EXERCISE DESCRIPTION
Locate the lines of the listing below that hold "requirements", then copy each of them.

GIVEN ENTRIES
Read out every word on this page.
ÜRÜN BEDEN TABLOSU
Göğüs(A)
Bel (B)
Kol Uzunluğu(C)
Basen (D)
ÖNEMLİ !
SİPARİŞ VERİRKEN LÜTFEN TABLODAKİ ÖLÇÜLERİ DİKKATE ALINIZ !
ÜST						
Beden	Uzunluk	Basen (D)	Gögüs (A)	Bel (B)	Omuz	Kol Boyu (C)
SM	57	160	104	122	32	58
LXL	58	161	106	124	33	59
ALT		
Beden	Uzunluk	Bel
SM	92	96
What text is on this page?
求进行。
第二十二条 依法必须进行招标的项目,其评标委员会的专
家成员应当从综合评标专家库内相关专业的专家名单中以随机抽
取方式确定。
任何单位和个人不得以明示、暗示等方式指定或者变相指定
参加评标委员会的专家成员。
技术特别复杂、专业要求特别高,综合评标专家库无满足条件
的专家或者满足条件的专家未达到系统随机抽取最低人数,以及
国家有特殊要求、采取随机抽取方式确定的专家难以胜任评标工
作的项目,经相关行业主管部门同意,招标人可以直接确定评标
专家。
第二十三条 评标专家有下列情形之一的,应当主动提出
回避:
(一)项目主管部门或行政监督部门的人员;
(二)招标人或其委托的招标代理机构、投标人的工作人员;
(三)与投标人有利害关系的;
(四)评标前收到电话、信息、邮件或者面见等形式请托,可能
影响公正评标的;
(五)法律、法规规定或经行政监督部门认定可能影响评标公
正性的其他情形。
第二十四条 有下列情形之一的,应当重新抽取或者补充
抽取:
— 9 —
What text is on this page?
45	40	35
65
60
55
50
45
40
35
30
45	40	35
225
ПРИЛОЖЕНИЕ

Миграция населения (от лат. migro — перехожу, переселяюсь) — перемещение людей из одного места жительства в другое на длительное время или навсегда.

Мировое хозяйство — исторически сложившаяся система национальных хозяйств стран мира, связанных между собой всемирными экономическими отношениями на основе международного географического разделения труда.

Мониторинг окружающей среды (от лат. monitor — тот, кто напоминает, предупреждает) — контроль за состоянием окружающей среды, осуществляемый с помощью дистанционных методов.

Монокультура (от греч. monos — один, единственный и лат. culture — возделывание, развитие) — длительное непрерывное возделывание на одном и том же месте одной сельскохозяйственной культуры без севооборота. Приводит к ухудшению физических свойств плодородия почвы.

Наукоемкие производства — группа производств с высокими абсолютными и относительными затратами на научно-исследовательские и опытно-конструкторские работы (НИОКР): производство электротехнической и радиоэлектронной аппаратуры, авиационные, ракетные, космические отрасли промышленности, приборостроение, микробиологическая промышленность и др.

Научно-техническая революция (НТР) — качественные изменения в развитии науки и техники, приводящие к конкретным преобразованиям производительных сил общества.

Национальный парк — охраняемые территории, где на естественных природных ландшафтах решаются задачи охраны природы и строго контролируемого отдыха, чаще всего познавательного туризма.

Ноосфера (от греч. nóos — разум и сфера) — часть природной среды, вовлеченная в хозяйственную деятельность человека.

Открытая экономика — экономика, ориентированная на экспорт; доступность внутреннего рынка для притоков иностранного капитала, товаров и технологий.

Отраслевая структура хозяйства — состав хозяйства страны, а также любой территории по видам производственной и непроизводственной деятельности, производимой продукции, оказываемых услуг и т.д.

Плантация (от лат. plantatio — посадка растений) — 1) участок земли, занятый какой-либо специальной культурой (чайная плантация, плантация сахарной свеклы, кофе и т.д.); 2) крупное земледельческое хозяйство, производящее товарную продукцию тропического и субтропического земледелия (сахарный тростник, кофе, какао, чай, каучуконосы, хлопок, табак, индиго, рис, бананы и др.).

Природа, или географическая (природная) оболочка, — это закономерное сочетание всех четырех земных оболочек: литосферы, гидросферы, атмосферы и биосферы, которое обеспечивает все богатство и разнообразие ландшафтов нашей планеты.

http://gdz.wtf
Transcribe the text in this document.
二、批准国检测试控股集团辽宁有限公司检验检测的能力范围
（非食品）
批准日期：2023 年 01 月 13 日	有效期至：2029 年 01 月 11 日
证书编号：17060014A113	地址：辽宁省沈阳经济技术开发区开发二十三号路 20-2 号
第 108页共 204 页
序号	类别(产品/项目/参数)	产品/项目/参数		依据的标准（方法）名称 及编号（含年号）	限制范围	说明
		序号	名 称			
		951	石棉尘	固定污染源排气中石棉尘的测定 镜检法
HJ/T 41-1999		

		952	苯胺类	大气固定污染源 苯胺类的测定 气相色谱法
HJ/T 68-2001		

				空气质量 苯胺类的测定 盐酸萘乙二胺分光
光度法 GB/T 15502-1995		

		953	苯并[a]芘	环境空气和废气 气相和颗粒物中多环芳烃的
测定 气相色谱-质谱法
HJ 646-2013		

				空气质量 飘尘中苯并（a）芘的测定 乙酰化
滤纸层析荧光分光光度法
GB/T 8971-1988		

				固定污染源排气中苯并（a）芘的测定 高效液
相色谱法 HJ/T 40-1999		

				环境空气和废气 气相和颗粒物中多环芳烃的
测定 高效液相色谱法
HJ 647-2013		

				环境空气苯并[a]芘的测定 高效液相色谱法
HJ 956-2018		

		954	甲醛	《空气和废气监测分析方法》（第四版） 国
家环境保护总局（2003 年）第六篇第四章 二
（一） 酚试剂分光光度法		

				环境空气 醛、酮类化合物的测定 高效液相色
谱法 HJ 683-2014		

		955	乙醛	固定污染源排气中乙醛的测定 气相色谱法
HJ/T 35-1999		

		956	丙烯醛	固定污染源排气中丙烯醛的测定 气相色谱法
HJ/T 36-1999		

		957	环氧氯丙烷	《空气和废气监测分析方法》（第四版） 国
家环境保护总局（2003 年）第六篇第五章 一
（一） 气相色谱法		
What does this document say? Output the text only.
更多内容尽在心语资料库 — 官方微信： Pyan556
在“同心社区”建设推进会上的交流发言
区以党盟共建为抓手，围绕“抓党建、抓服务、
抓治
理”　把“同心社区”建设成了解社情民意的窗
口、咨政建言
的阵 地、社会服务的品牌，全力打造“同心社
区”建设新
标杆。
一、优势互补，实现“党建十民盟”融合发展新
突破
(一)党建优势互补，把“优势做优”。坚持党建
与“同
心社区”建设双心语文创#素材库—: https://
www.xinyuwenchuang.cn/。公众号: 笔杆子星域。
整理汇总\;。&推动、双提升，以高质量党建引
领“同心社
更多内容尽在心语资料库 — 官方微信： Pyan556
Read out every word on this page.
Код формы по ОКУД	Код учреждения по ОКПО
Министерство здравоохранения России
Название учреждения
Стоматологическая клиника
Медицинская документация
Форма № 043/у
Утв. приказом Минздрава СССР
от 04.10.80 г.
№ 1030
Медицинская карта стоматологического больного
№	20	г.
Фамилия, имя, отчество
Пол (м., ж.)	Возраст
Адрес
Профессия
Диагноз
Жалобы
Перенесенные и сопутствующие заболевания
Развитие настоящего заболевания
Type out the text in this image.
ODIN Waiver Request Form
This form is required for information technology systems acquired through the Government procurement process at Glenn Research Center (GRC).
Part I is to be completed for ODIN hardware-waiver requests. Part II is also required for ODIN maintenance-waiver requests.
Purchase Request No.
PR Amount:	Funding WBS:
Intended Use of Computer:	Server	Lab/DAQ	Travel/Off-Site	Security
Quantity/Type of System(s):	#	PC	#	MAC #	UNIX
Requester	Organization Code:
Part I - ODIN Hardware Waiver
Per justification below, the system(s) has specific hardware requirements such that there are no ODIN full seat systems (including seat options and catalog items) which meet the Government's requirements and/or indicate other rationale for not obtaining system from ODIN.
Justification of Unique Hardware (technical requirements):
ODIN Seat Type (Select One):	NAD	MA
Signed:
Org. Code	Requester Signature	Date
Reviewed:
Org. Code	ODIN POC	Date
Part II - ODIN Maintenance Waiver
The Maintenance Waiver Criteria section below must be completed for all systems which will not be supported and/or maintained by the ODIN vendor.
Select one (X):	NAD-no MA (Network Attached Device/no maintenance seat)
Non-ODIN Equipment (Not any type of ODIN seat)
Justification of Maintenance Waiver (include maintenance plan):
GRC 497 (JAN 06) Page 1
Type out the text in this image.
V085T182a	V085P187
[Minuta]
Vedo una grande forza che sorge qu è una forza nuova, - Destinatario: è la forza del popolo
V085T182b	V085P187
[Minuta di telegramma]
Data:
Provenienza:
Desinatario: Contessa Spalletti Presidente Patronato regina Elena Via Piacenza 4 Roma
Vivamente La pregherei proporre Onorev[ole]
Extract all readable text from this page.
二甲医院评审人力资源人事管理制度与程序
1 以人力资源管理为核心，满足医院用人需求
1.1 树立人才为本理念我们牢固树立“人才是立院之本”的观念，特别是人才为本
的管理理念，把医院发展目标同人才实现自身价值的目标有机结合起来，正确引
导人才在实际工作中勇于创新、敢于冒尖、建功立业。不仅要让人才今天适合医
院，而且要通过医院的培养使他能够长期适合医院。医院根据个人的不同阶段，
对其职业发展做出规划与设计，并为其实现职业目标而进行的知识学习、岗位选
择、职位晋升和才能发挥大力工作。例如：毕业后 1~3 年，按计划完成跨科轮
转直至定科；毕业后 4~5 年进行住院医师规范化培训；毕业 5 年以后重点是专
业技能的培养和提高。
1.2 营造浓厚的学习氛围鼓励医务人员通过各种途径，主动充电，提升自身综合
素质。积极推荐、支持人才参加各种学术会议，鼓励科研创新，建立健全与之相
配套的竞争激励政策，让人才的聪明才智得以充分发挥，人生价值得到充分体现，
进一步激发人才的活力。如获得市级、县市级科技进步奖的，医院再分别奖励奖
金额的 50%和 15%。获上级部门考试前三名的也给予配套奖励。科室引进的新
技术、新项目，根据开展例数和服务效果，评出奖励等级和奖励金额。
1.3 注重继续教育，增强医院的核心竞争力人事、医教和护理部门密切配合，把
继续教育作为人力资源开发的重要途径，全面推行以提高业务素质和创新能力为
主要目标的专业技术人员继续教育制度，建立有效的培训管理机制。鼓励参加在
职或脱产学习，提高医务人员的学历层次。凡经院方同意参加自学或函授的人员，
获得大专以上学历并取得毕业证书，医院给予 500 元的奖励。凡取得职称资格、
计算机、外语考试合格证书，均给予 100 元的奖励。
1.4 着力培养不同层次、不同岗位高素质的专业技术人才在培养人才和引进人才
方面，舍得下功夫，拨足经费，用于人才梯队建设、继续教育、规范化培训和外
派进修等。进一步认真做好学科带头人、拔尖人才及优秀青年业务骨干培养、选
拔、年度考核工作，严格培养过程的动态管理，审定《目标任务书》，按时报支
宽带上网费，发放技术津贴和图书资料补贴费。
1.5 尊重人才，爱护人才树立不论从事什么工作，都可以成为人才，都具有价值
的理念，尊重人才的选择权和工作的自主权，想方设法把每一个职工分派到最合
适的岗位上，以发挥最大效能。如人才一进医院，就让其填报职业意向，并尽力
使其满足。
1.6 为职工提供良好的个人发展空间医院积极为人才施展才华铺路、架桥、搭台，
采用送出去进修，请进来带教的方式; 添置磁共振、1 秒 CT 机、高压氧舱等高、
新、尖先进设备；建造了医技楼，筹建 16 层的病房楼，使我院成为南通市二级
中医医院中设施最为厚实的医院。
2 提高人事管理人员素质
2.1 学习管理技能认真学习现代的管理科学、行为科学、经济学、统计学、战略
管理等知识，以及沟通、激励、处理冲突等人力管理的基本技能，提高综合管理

WRITTEN ANSWER
Per justification below, the system(s) has specific hardware requirements such that there are no ODIN full seat systems (including seat options and catalog items) which meet the Government's requirements and/or indicate other rationale for not obtaining system from ODIN.
Justification of Unique Hardware (technical requirements):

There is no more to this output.